What to do -
In the listing below, find every line with the string "Reported" and pull it out.

╔══

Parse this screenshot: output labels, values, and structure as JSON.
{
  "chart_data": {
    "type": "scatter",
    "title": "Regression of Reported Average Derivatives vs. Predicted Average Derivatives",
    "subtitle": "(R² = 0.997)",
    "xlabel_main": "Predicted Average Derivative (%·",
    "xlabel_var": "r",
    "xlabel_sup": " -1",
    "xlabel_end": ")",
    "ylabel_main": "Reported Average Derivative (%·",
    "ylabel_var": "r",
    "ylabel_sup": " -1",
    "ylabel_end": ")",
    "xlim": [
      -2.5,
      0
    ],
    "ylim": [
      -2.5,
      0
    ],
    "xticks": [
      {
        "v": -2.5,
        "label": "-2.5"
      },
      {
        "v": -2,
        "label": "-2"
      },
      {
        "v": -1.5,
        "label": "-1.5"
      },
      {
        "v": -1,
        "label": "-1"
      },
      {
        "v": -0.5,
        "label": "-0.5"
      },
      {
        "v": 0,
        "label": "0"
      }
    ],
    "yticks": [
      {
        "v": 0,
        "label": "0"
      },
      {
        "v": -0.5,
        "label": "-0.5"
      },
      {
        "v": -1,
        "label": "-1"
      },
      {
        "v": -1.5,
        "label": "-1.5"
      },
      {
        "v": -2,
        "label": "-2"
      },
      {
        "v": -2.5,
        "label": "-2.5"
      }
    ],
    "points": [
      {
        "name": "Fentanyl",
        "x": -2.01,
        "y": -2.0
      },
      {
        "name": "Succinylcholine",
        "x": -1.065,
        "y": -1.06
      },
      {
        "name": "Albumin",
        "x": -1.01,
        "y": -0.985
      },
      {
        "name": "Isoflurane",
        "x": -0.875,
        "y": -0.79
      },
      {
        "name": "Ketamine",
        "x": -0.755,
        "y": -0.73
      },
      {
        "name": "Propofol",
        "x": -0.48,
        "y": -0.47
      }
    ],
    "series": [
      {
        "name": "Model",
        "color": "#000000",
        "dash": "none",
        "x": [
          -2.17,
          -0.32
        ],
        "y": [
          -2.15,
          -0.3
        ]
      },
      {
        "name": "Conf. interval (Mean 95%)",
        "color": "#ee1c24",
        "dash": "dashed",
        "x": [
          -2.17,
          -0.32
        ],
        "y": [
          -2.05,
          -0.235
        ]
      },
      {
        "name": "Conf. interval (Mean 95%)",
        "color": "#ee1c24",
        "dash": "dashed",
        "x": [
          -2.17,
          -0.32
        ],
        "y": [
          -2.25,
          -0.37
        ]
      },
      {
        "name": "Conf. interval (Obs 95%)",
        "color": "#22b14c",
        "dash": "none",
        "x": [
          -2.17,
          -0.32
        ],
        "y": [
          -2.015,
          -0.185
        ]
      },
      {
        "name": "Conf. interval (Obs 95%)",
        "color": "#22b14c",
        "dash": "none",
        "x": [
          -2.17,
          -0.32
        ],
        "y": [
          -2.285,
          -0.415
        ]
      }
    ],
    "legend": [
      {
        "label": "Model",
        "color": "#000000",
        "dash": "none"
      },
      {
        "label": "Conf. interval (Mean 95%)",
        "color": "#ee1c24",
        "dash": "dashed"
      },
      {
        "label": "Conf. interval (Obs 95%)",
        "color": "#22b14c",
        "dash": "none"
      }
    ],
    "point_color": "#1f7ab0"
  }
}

╚══

Exercise answer -
    "title": "Regression of Reported Average Derivatives vs. Predicted Average Derivatives",
    "ylabel_main": "Reported Average Derivative (%·",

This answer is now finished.